**Exercise directions:** Please turn the lines of the records into a numbered list, starting at the beginning of the records and ending at the line containing "0, 287, 35]", with both ends included and any blank lines dropped.

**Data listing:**
-- BEGIN --

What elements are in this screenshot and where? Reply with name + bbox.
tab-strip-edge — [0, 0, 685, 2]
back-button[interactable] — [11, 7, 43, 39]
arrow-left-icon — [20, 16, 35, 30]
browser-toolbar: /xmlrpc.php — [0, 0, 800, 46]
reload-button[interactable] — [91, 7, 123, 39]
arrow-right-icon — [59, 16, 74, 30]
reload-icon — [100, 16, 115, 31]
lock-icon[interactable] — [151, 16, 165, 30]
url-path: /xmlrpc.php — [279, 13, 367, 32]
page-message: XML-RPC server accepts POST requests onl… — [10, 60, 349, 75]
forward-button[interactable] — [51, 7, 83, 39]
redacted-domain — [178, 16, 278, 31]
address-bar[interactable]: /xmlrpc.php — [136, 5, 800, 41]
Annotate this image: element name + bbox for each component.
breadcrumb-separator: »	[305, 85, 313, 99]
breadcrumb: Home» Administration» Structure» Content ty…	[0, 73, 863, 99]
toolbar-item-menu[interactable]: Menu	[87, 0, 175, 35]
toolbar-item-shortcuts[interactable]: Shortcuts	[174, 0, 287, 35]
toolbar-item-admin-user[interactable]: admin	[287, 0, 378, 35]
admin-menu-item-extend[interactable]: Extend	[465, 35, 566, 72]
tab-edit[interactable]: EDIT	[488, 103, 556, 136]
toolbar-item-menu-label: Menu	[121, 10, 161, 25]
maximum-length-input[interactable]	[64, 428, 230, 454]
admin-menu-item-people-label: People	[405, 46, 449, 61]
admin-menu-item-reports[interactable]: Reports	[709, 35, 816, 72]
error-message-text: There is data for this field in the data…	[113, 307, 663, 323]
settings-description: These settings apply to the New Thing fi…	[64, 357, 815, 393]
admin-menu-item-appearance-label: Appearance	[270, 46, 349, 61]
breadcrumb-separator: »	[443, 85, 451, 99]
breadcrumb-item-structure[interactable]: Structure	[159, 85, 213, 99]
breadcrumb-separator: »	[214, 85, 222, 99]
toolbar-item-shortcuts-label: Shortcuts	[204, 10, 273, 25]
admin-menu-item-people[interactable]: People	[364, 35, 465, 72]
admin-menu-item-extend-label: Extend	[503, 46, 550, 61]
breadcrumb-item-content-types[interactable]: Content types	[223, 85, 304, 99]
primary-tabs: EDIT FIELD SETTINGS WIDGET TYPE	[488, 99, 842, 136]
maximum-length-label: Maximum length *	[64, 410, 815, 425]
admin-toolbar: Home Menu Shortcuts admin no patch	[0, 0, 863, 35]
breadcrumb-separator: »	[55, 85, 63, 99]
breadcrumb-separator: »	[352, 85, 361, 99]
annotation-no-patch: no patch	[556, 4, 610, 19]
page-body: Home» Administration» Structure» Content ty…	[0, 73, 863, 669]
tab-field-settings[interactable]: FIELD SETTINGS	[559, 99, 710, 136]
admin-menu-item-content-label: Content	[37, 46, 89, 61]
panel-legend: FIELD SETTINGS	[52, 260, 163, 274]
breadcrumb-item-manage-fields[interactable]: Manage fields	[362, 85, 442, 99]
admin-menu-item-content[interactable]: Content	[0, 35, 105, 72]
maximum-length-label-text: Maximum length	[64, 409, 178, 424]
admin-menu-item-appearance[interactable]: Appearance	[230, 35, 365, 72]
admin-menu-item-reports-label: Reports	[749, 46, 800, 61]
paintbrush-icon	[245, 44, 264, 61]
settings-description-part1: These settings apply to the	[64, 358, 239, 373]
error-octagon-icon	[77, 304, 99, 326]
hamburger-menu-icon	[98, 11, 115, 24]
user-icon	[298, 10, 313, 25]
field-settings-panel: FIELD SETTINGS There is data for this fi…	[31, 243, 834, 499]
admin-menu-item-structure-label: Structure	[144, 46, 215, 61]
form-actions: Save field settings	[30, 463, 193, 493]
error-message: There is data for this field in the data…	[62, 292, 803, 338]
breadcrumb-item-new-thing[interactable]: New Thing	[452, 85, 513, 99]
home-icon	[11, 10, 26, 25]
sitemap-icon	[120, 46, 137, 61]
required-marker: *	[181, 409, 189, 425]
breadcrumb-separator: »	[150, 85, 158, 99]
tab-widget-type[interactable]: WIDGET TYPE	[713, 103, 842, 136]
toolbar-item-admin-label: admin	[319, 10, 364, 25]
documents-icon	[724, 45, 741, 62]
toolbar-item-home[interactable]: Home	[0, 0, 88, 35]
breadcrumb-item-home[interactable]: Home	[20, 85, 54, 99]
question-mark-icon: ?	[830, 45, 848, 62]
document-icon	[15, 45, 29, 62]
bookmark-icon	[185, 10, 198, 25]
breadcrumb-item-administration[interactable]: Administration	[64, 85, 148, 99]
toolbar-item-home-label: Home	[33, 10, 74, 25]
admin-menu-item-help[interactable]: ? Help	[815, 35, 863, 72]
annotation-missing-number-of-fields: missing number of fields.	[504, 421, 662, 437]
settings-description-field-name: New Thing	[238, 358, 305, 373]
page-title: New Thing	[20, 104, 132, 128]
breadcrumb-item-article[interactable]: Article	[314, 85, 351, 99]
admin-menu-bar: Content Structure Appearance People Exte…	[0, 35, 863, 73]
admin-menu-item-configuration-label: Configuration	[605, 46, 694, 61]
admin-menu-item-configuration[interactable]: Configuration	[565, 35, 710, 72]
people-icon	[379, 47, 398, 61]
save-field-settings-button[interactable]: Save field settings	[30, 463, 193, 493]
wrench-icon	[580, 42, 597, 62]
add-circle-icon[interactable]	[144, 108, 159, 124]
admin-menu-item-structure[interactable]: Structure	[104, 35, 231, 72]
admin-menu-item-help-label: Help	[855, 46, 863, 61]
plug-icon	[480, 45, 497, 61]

-- END --

**Answer below:**
1. What elements are in this screenshot and where? Reply with name + bbox.
2. tab-strip-edge — [0, 0, 685, 2]
3. back-button[interactable] — [11, 7, 43, 39]
4. arrow-left-icon — [20, 16, 35, 30]
5. browser-toolbar: /xmlrpc.php — [0, 0, 800, 46]
6. reload-button[interactable] — [91, 7, 123, 39]
7. arrow-right-icon — [59, 16, 74, 30]
8. reload-icon — [100, 16, 115, 31]
9. lock-icon[interactable] — [151, 16, 165, 30]
10. url-path: /xmlrpc.php — [279, 13, 367, 32]
11. page-message: XML-RPC server accepts POST requests onl… — [10, 60, 349, 75]
12. forward-button[interactable] — [51, 7, 83, 39]
13. redacted-domain — [178, 16, 278, 31]
14. address-bar[interactable]: /xmlrpc.php — [136, 5, 800, 41]
15. Annotate this image: element name + bbox for each component.
16. breadcrumb-separator: »	[305, 85, 313, 99]
17. breadcrumb: Home» Administration» Structure» Content ty…	[0, 73, 863, 99]
18. toolbar-item-menu[interactable]: Menu	[87, 0, 175, 35]
19. toolbar-item-shortcuts[interactable]: Shortcuts	[174, 0, 287, 35]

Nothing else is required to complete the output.